* **Problem**
Every line that holds "title" should be shown.

* **Provided records**
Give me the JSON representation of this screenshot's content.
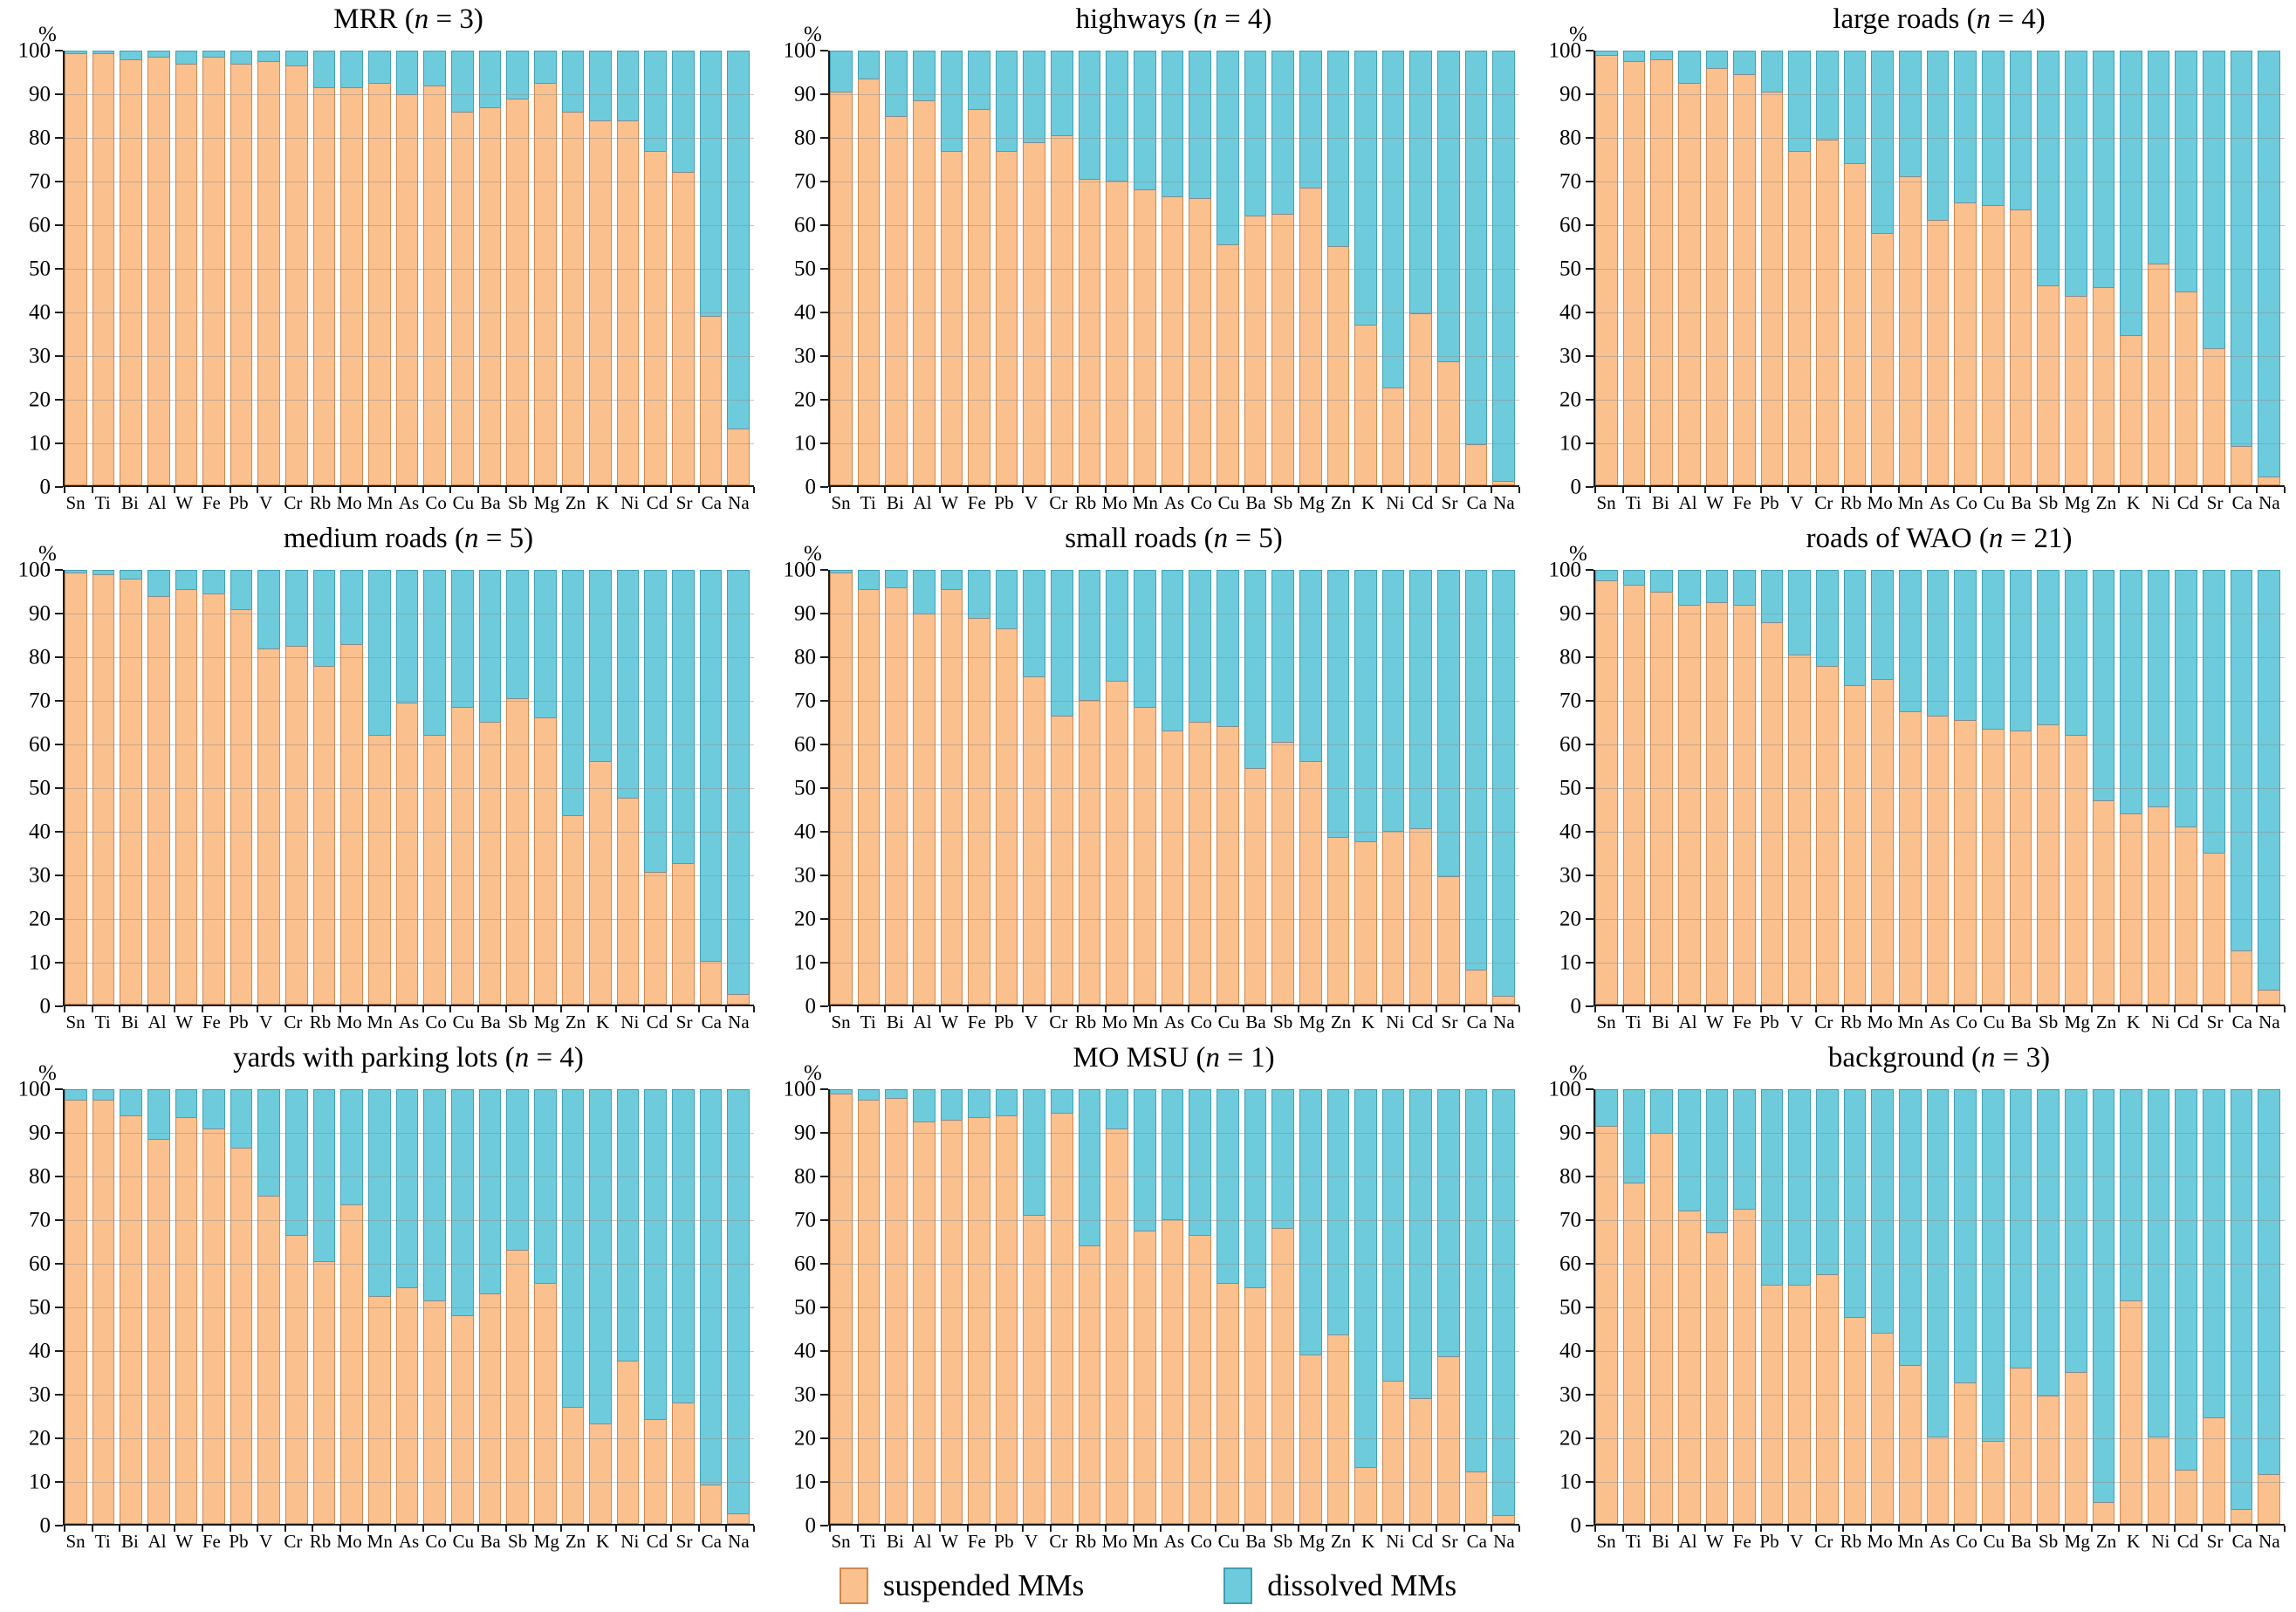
{
  "figure": {
    "ylabel": "%",
    "y_ticks": [
      0,
      10,
      20,
      30,
      40,
      50,
      60,
      70,
      80,
      90,
      100
    ],
    "colors": {
      "suspended": "#FAC08E",
      "suspended_edge": "#D0874E",
      "dissolved": "#6DCBDC",
      "dissolved_edge": "#3FA0B5"
    },
    "legend": [
      {
        "label": "suspended MMs",
        "color": "#FAC08E"
      },
      {
        "label": "dissolved MMs",
        "color": "#6DCBDC"
      }
    ]
  },
  "chart_data": [
    {
      "type": "bar",
      "stacked": true,
      "title": "MRR (n = 3)",
      "group": "MRR",
      "n": 3,
      "ylabel": "%",
      "ylim": [
        0,
        100
      ],
      "grid": true,
      "legend_position": "bottom",
      "categories": [
        "Sn",
        "Ti",
        "Bi",
        "Al",
        "W",
        "Fe",
        "Pb",
        "V",
        "Cr",
        "Rb",
        "Mo",
        "Mn",
        "As",
        "Co",
        "Cu",
        "Ba",
        "Sb",
        "Mg",
        "Zn",
        "K",
        "Ni",
        "Cd",
        "Sr",
        "Ca",
        "Na"
      ],
      "series": [
        {
          "name": "suspended MMs",
          "values": [
            99.5,
            99.5,
            98,
            98.5,
            97,
            98.5,
            97,
            97.5,
            96.5,
            91.5,
            91.5,
            92.5,
            90,
            92,
            86,
            87,
            89,
            92.5,
            86,
            84,
            84,
            77,
            72,
            39,
            13
          ]
        },
        {
          "name": "dissolved MMs",
          "values": [
            0.5,
            0.5,
            2,
            1.5,
            3,
            1.5,
            3,
            2.5,
            3.5,
            8.5,
            8.5,
            7.5,
            10,
            8,
            14,
            13,
            11,
            7.5,
            14,
            16,
            16,
            23,
            28,
            61,
            87
          ]
        }
      ]
    },
    {
      "type": "bar",
      "stacked": true,
      "title": "highways (n = 4)",
      "group": "highways",
      "n": 4,
      "ylabel": "%",
      "ylim": [
        0,
        100
      ],
      "grid": true,
      "legend_position": "bottom",
      "categories": [
        "Sn",
        "Ti",
        "Bi",
        "Al",
        "W",
        "Fe",
        "Pb",
        "V",
        "Cr",
        "Rb",
        "Mo",
        "Mn",
        "As",
        "Co",
        "Cu",
        "Ba",
        "Sb",
        "Mg",
        "Zn",
        "K",
        "Ni",
        "Cd",
        "Sr",
        "Ca",
        "Na"
      ],
      "series": [
        {
          "name": "suspended MMs",
          "values": [
            90.5,
            93.5,
            85,
            88.5,
            77,
            86.5,
            77,
            79,
            80.5,
            70.5,
            70,
            68,
            66.5,
            66,
            55.5,
            62,
            62.5,
            68.5,
            55,
            37,
            22.5,
            39.5,
            28.5,
            9.5,
            1
          ]
        },
        {
          "name": "dissolved MMs",
          "values": [
            9.5,
            6.5,
            15,
            11.5,
            23,
            13.5,
            23,
            21,
            19.5,
            29.5,
            30,
            32,
            33.5,
            34,
            44.5,
            38,
            37.5,
            31.5,
            45,
            63,
            77.5,
            60.5,
            71.5,
            90.5,
            99
          ]
        }
      ]
    },
    {
      "type": "bar",
      "stacked": true,
      "title": "large roads (n = 4)",
      "group": "large roads",
      "n": 4,
      "ylabel": "%",
      "ylim": [
        0,
        100
      ],
      "grid": true,
      "legend_position": "bottom",
      "categories": [
        "Sn",
        "Ti",
        "Bi",
        "Al",
        "W",
        "Fe",
        "Pb",
        "V",
        "Cr",
        "Rb",
        "Mo",
        "Mn",
        "As",
        "Co",
        "Cu",
        "Ba",
        "Sb",
        "Mg",
        "Zn",
        "K",
        "Ni",
        "Cd",
        "Sr",
        "Ca",
        "Na"
      ],
      "series": [
        {
          "name": "suspended MMs",
          "values": [
            99,
            97.5,
            98,
            92.5,
            96,
            94.5,
            90.5,
            77,
            79.5,
            74,
            58,
            71,
            61,
            65,
            64.5,
            63.5,
            46,
            43.5,
            45.5,
            34.5,
            51,
            44.5,
            31.5,
            9,
            2
          ]
        },
        {
          "name": "dissolved MMs",
          "values": [
            1,
            2.5,
            2,
            7.5,
            4,
            5.5,
            9.5,
            23,
            20.5,
            26,
            42,
            29,
            39,
            35,
            35.5,
            36.5,
            54,
            56.5,
            54.5,
            65.5,
            49,
            55.5,
            68.5,
            91,
            98
          ]
        }
      ]
    },
    {
      "type": "bar",
      "stacked": true,
      "title": "medium roads (n = 5)",
      "group": "medium roads",
      "n": 5,
      "ylabel": "%",
      "ylim": [
        0,
        100
      ],
      "grid": true,
      "legend_position": "bottom",
      "categories": [
        "Sn",
        "Ti",
        "Bi",
        "Al",
        "W",
        "Fe",
        "Pb",
        "V",
        "Cr",
        "Rb",
        "Mo",
        "Mn",
        "As",
        "Co",
        "Cu",
        "Ba",
        "Sb",
        "Mg",
        "Zn",
        "K",
        "Ni",
        "Cd",
        "Sr",
        "Ca",
        "Na"
      ],
      "series": [
        {
          "name": "suspended MMs",
          "values": [
            99.5,
            99,
            98,
            94,
            95.5,
            94.5,
            91,
            82,
            82.5,
            78,
            83,
            62,
            69.5,
            62,
            68.5,
            65,
            70.5,
            66,
            43.5,
            56,
            47.5,
            30.5,
            32.5,
            10,
            2.5
          ]
        },
        {
          "name": "dissolved MMs",
          "values": [
            0.5,
            1,
            2,
            6,
            4.5,
            5.5,
            9,
            18,
            17.5,
            22,
            17,
            38,
            30.5,
            38,
            31.5,
            35,
            29.5,
            34,
            56.5,
            44,
            52.5,
            69.5,
            67.5,
            90,
            97.5
          ]
        }
      ]
    },
    {
      "type": "bar",
      "stacked": true,
      "title": "small roads (n = 5)",
      "group": "small roads",
      "n": 5,
      "ylabel": "%",
      "ylim": [
        0,
        100
      ],
      "grid": true,
      "legend_position": "bottom",
      "categories": [
        "Sn",
        "Ti",
        "Bi",
        "Al",
        "W",
        "Fe",
        "Pb",
        "V",
        "Cr",
        "Rb",
        "Mo",
        "Mn",
        "As",
        "Co",
        "Cu",
        "Ba",
        "Sb",
        "Mg",
        "Zn",
        "K",
        "Ni",
        "Cd",
        "Sr",
        "Ca",
        "Na"
      ],
      "series": [
        {
          "name": "suspended MMs",
          "values": [
            99.5,
            95.5,
            96,
            90,
            95.5,
            89,
            86.5,
            75.5,
            66.5,
            70,
            74.5,
            68.5,
            63,
            65,
            64,
            54.5,
            60.5,
            56,
            38.5,
            37.5,
            40,
            40.5,
            29.5,
            8,
            2
          ]
        },
        {
          "name": "dissolved MMs",
          "values": [
            0.5,
            4.5,
            4,
            10,
            4.5,
            11,
            13.5,
            24.5,
            33.5,
            30,
            25.5,
            31.5,
            37,
            35,
            36,
            45.5,
            39.5,
            44,
            61.5,
            62.5,
            60,
            59.5,
            70.5,
            92,
            98
          ]
        }
      ]
    },
    {
      "type": "bar",
      "stacked": true,
      "title": "roads of WAO (n = 21)",
      "group": "roads of WAO",
      "n": 21,
      "ylabel": "%",
      "ylim": [
        0,
        100
      ],
      "grid": true,
      "legend_position": "bottom",
      "categories": [
        "Sn",
        "Ti",
        "Bi",
        "Al",
        "W",
        "Fe",
        "Pb",
        "V",
        "Cr",
        "Rb",
        "Mo",
        "Mn",
        "As",
        "Co",
        "Cu",
        "Ba",
        "Sb",
        "Mg",
        "Zn",
        "K",
        "Ni",
        "Cd",
        "Sr",
        "Ca",
        "Na"
      ],
      "series": [
        {
          "name": "suspended MMs",
          "values": [
            97.5,
            96.5,
            95,
            92,
            92.5,
            92,
            88,
            80.5,
            78,
            73.5,
            75,
            67.5,
            66.5,
            65.5,
            63.5,
            63,
            64.5,
            62,
            47,
            44,
            45.5,
            41,
            35,
            12.5,
            3.5
          ]
        },
        {
          "name": "dissolved MMs",
          "values": [
            2.5,
            3.5,
            5,
            8,
            7.5,
            8,
            12,
            19.5,
            22,
            26.5,
            25,
            32.5,
            33.5,
            34.5,
            36.5,
            37,
            35.5,
            38,
            53,
            56,
            54.5,
            59,
            65,
            87.5,
            96.5
          ]
        }
      ]
    },
    {
      "type": "bar",
      "stacked": true,
      "title": "yards with parking lots (n = 4)",
      "group": "yards with parking lots",
      "n": 4,
      "ylabel": "%",
      "ylim": [
        0,
        100
      ],
      "grid": true,
      "legend_position": "bottom",
      "categories": [
        "Sn",
        "Ti",
        "Bi",
        "Al",
        "W",
        "Fe",
        "Pb",
        "V",
        "Cr",
        "Rb",
        "Mo",
        "Mn",
        "As",
        "Co",
        "Cu",
        "Ba",
        "Sb",
        "Mg",
        "Zn",
        "K",
        "Ni",
        "Cd",
        "Sr",
        "Ca",
        "Na"
      ],
      "series": [
        {
          "name": "suspended MMs",
          "values": [
            97.5,
            97.5,
            94,
            88.5,
            93.5,
            91,
            86.5,
            75.5,
            66.5,
            60.5,
            73.5,
            52.5,
            54.5,
            51.5,
            48,
            53,
            63,
            55.5,
            27,
            23,
            37.5,
            24,
            28,
            9,
            2.5
          ]
        },
        {
          "name": "dissolved MMs",
          "values": [
            2.5,
            2.5,
            6,
            11.5,
            6.5,
            9,
            13.5,
            24.5,
            33.5,
            39.5,
            26.5,
            47.5,
            45.5,
            48.5,
            52,
            47,
            37,
            44.5,
            73,
            77,
            62.5,
            76,
            72,
            91,
            97.5
          ]
        }
      ]
    },
    {
      "type": "bar",
      "stacked": true,
      "title": "MO MSU (n = 1)",
      "group": "MO MSU",
      "n": 1,
      "ylabel": "%",
      "ylim": [
        0,
        100
      ],
      "grid": true,
      "legend_position": "bottom",
      "categories": [
        "Sn",
        "Ti",
        "Bi",
        "Al",
        "W",
        "Fe",
        "Pb",
        "V",
        "Cr",
        "Rb",
        "Mo",
        "Mn",
        "As",
        "Co",
        "Cu",
        "Ba",
        "Sb",
        "Mg",
        "Zn",
        "K",
        "Ni",
        "Cd",
        "Sr",
        "Ca",
        "Na"
      ],
      "series": [
        {
          "name": "suspended MMs",
          "values": [
            99,
            97.5,
            98,
            92.5,
            93,
            93.5,
            94,
            71,
            94.5,
            64,
            91,
            67.5,
            70,
            66.5,
            55.5,
            54.5,
            68,
            39,
            43.5,
            13,
            33,
            29,
            38.5,
            12,
            2
          ]
        },
        {
          "name": "dissolved MMs",
          "values": [
            1,
            2.5,
            2,
            7.5,
            7,
            6.5,
            6,
            29,
            5.5,
            36,
            9,
            32.5,
            30,
            33.5,
            44.5,
            45.5,
            32,
            61,
            56.5,
            87,
            67,
            71,
            61.5,
            88,
            98
          ]
        }
      ]
    },
    {
      "type": "bar",
      "stacked": true,
      "title": "background (n = 3)",
      "group": "background",
      "n": 3,
      "ylabel": "%",
      "ylim": [
        0,
        100
      ],
      "grid": true,
      "legend_position": "bottom",
      "categories": [
        "Sn",
        "Ti",
        "Bi",
        "Al",
        "W",
        "Fe",
        "Pb",
        "V",
        "Cr",
        "Rb",
        "Mo",
        "Mn",
        "As",
        "Co",
        "Cu",
        "Ba",
        "Sb",
        "Mg",
        "Zn",
        "K",
        "Ni",
        "Cd",
        "Sr",
        "Ca",
        "Na"
      ],
      "series": [
        {
          "name": "suspended MMs",
          "values": [
            91.5,
            78.5,
            90,
            72,
            67,
            72.5,
            55,
            55,
            57.5,
            47.5,
            44,
            36.5,
            20,
            32.5,
            19,
            36,
            29.5,
            35,
            5,
            51.5,
            20,
            12.5,
            24.5,
            3.5,
            11.5
          ]
        },
        {
          "name": "dissolved MMs",
          "values": [
            8.5,
            21.5,
            10,
            28,
            33,
            27.5,
            45,
            45,
            42.5,
            52.5,
            56,
            63.5,
            80,
            67.5,
            81,
            64,
            70.5,
            65,
            95,
            48.5,
            80,
            87.5,
            75.5,
            96.5,
            88.5
          ]
        }
      ]
    }
  ]
}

* **Output of the task**
      "title": "MRR (n = 3)",
      "title": "highways (n = 4)",
      "title": "large roads (n = 4)",
      "title": "medium roads (n = 5)",
      "title": "small roads (n = 5)",
      "title": "roads of WAO (n = 21)",
      "title": "yards with parking lots (n = 4)",
      "title": "MO MSU (n = 1)",
      "title": "background (n = 3)",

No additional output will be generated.